§ Directions: Among the following entries, count the lines that contain "caption" and report only the result.

++++ Material provided

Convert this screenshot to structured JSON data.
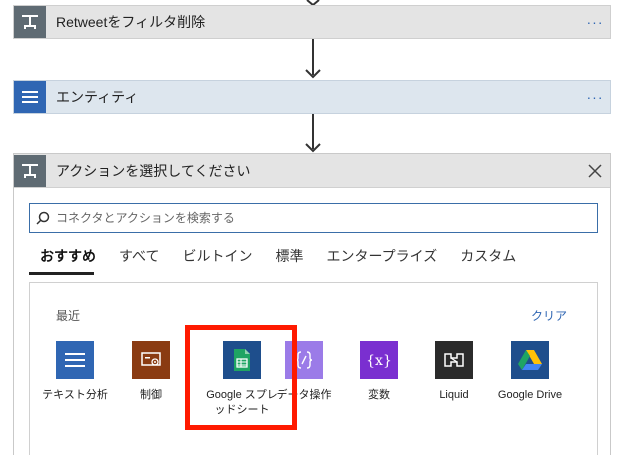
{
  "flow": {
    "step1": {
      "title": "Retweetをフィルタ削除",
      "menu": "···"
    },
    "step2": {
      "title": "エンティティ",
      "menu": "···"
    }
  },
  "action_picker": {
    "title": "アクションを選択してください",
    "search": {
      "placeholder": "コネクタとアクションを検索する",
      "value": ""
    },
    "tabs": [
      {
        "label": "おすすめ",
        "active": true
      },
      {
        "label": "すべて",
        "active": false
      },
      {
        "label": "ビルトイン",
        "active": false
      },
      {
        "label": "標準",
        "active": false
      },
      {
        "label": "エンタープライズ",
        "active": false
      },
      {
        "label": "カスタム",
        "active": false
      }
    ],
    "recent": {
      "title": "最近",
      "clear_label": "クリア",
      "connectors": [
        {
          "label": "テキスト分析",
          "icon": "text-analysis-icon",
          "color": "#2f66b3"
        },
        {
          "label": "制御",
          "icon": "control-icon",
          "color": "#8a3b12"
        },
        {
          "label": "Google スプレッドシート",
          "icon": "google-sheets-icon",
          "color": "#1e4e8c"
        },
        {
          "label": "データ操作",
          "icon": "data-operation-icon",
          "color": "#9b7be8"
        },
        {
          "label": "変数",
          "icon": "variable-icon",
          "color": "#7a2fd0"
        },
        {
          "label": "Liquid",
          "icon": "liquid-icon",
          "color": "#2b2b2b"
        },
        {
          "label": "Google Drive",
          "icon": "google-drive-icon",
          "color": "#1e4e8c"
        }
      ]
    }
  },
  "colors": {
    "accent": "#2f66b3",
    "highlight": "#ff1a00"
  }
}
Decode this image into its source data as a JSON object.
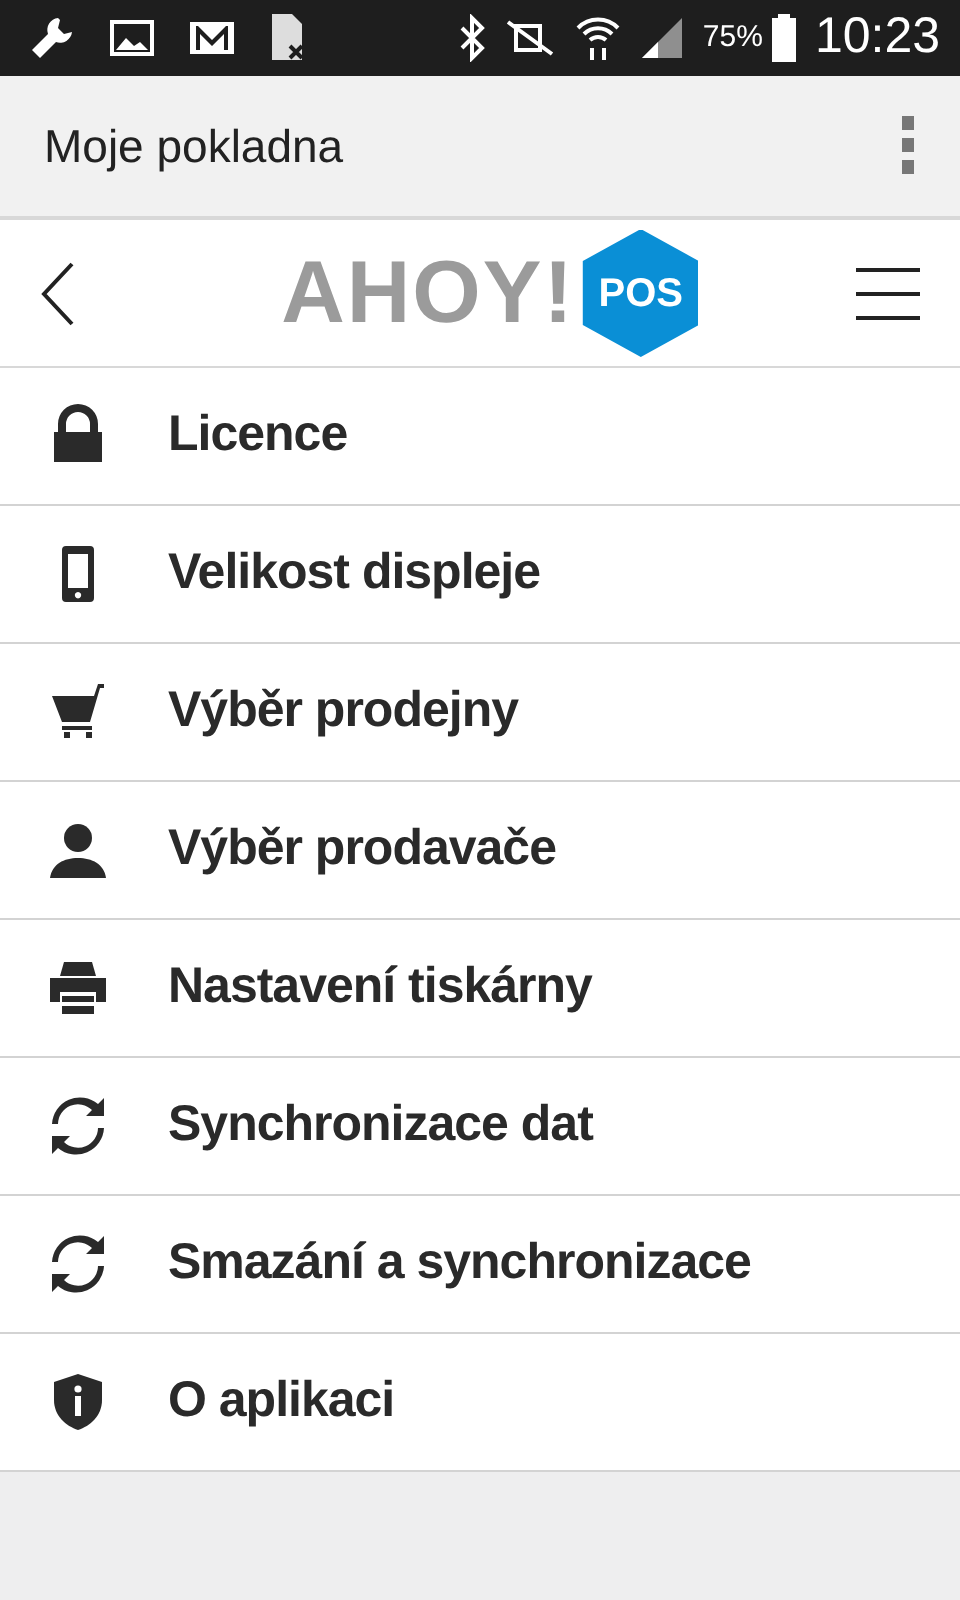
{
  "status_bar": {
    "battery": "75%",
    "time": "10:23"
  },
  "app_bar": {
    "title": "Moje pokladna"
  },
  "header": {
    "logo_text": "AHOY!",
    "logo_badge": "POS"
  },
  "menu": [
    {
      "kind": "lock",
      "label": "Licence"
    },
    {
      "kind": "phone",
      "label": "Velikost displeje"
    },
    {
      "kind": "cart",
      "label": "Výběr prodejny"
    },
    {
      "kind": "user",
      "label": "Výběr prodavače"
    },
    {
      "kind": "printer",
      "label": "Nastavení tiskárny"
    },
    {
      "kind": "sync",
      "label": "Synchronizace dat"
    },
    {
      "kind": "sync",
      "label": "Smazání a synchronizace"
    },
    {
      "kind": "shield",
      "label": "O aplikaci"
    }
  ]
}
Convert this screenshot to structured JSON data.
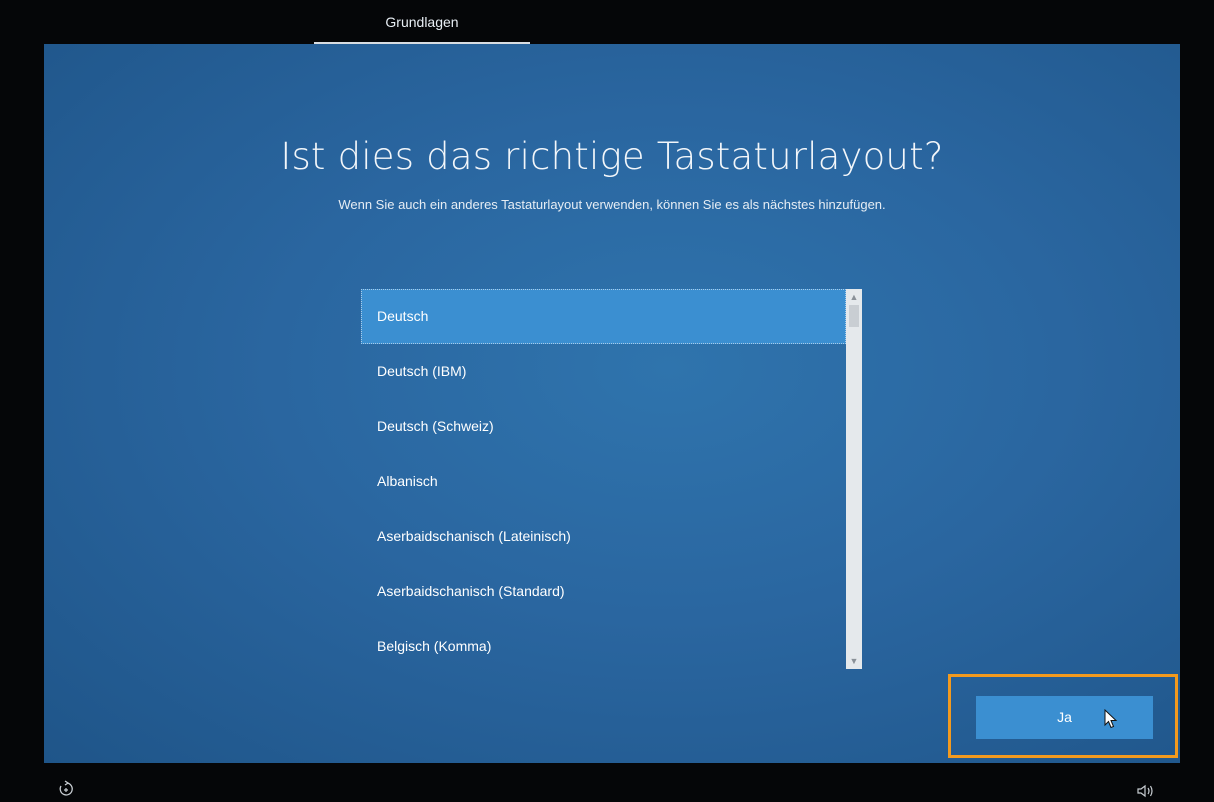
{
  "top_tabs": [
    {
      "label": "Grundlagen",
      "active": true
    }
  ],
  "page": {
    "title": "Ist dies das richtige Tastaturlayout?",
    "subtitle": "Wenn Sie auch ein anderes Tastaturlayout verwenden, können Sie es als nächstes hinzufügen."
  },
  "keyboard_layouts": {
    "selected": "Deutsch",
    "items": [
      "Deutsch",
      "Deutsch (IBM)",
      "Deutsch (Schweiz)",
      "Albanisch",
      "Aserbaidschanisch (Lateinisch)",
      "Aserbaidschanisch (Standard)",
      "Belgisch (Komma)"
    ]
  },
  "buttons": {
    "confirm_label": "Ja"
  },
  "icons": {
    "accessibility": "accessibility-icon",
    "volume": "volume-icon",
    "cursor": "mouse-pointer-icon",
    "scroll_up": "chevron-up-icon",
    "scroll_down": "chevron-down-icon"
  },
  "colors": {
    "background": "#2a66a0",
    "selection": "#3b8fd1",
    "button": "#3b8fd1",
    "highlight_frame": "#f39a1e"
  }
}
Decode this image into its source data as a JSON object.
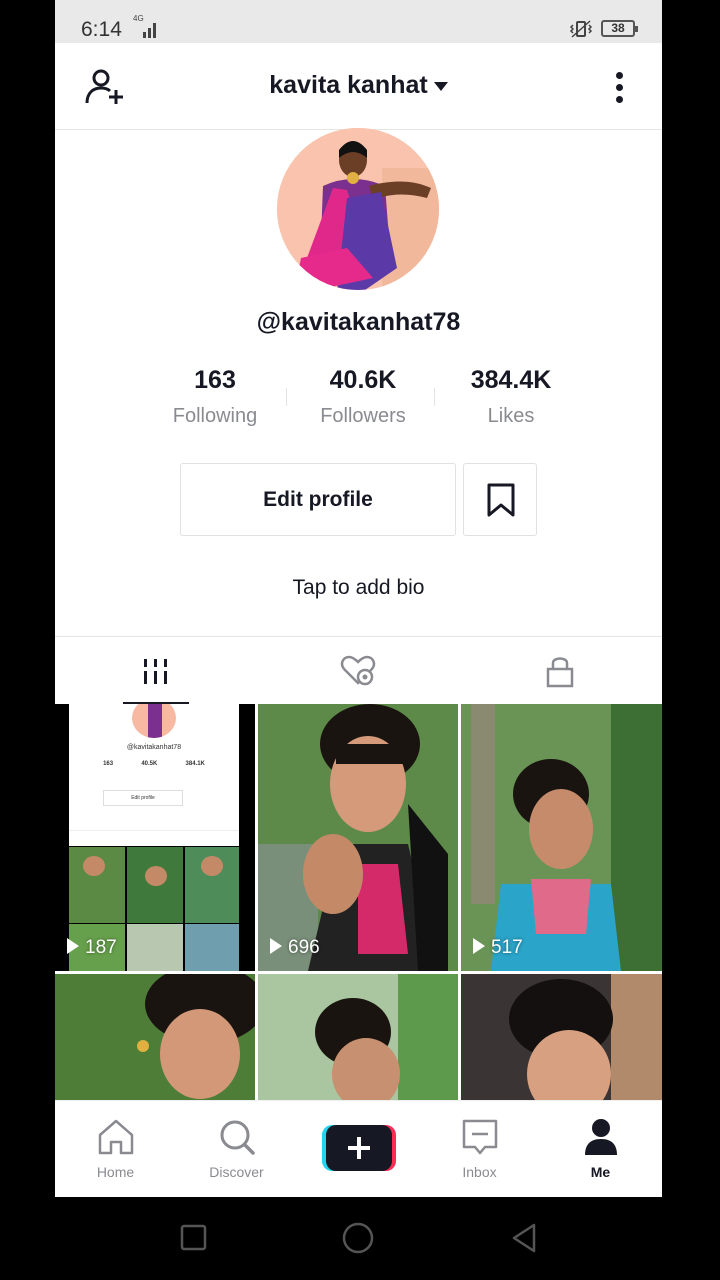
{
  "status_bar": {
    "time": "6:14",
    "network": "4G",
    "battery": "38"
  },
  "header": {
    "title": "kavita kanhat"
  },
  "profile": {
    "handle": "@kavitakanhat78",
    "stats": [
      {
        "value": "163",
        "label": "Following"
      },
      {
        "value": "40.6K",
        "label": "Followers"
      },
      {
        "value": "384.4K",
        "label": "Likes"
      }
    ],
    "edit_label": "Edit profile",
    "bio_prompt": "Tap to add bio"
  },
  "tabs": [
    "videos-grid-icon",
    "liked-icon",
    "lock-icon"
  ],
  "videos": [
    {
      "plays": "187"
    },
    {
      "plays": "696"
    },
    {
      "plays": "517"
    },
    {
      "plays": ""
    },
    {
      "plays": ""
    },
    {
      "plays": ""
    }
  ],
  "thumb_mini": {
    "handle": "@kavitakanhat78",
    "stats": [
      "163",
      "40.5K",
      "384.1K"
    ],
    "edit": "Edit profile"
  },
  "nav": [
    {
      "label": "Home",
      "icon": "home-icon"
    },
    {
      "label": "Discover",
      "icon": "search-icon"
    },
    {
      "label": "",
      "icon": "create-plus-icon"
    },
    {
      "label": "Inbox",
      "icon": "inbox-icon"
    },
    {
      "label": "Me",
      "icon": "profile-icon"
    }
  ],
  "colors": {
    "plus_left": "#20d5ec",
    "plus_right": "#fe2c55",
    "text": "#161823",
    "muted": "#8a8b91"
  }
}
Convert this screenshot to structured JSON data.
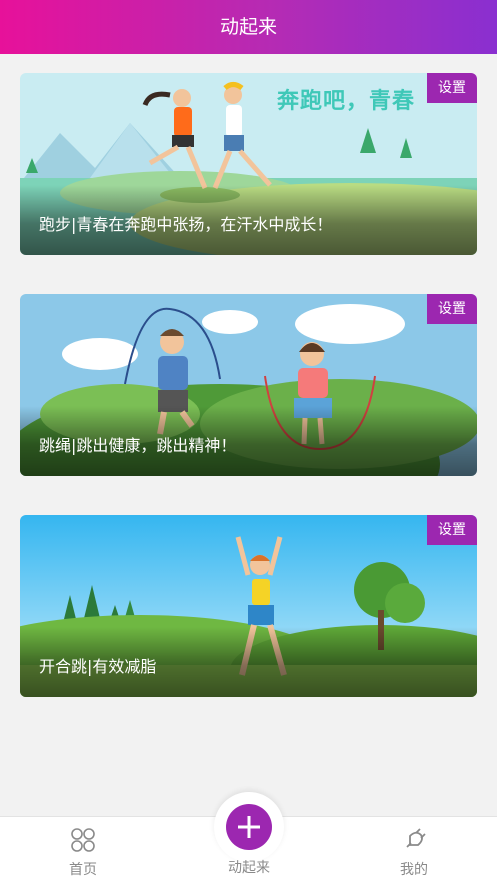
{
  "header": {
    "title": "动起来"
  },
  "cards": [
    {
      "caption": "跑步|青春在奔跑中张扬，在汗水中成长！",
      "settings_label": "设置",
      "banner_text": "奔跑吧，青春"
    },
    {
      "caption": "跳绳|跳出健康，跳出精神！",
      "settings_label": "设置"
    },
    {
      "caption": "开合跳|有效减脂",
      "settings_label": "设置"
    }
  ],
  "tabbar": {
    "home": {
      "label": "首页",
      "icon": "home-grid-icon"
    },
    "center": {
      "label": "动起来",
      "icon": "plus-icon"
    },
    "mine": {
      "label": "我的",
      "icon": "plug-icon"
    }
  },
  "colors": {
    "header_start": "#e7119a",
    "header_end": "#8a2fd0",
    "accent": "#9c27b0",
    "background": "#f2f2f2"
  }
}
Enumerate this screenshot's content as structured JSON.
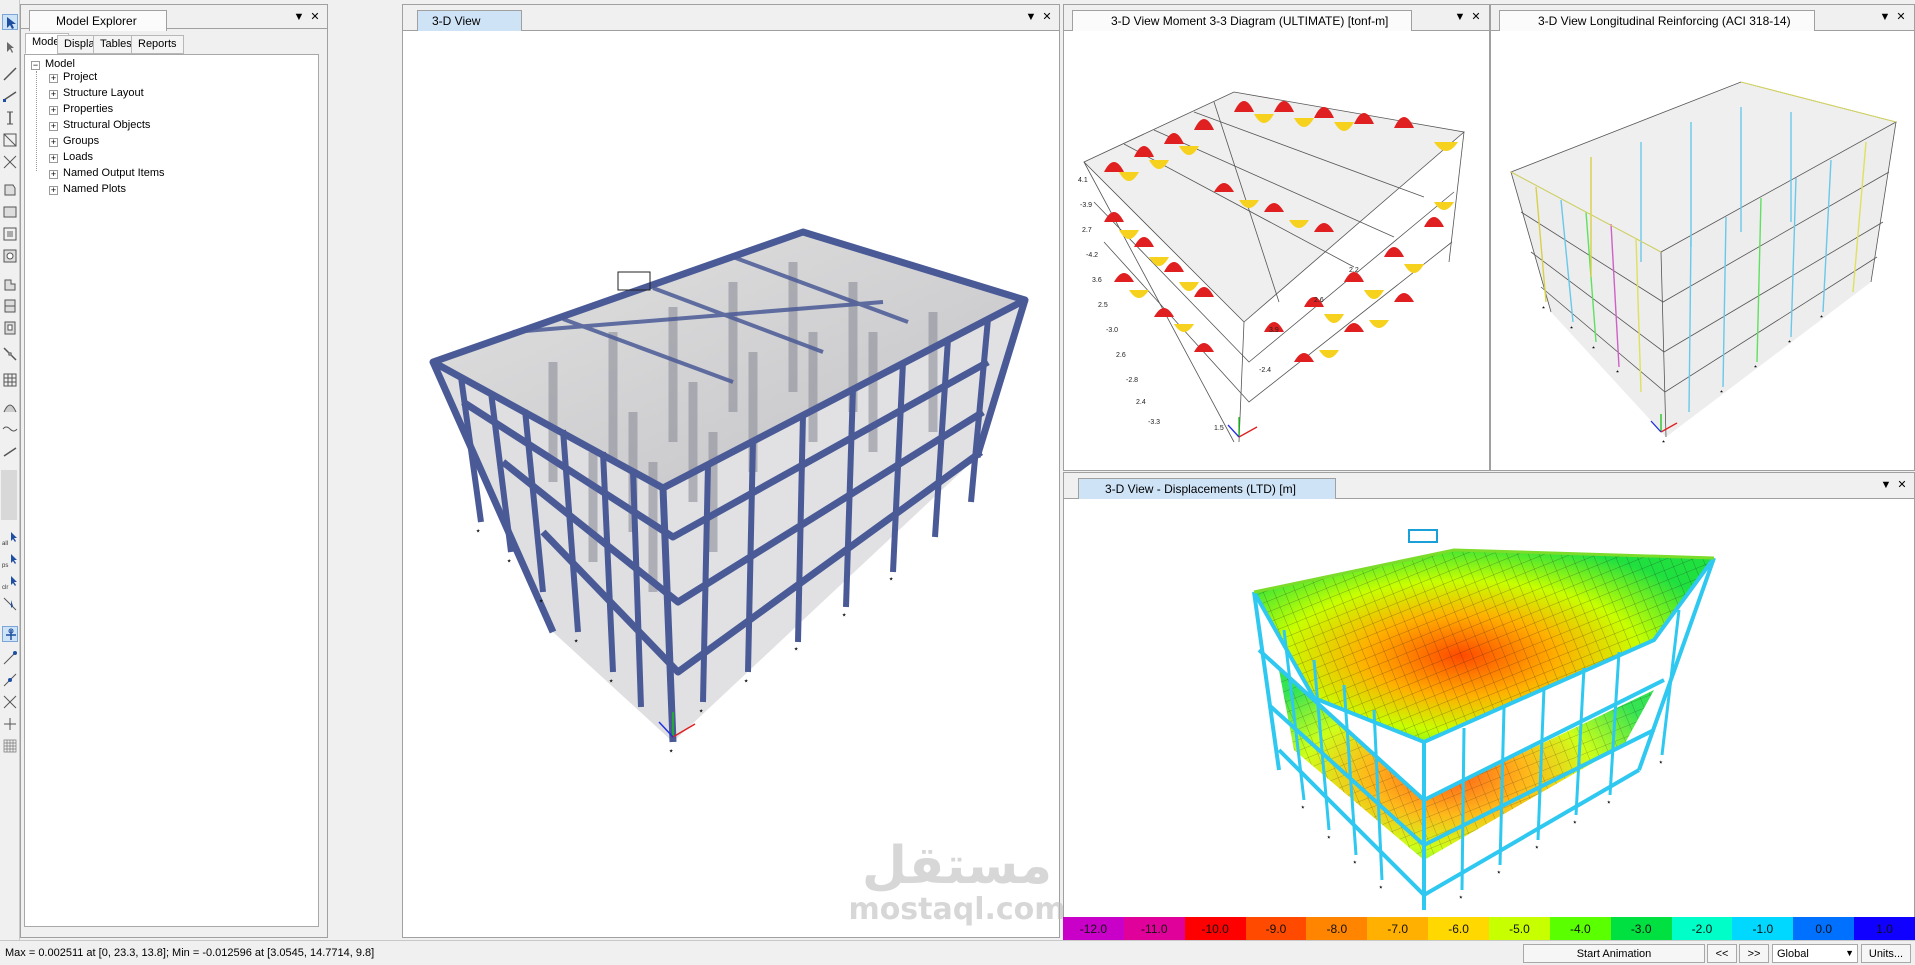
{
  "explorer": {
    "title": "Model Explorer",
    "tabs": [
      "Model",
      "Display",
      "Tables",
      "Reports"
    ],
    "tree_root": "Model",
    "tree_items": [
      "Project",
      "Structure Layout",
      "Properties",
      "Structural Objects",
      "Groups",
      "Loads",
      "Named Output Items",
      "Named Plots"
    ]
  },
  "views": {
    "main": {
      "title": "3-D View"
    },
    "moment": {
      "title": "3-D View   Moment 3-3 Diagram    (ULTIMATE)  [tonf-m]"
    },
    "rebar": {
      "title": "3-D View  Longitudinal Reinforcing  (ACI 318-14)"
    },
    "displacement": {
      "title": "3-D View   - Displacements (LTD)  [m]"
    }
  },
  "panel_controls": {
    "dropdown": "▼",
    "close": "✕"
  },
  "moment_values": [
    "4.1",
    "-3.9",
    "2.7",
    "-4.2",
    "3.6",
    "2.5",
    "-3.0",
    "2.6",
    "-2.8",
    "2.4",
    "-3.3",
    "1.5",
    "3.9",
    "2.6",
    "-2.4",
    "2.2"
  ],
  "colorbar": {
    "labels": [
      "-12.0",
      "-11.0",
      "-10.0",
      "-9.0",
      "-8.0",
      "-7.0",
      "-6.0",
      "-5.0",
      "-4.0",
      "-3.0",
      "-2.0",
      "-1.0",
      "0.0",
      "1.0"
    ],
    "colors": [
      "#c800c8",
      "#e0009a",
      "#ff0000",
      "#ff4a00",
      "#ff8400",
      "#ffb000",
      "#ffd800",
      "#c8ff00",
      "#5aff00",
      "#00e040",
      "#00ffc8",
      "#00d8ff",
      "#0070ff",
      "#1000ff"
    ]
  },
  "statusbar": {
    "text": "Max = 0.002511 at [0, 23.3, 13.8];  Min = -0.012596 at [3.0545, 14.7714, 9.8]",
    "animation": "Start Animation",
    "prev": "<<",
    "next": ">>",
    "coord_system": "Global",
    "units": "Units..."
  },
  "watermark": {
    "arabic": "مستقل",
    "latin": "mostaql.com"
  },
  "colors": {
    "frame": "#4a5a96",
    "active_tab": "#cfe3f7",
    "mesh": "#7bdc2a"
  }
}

++++++++

§ Answer to this task: 3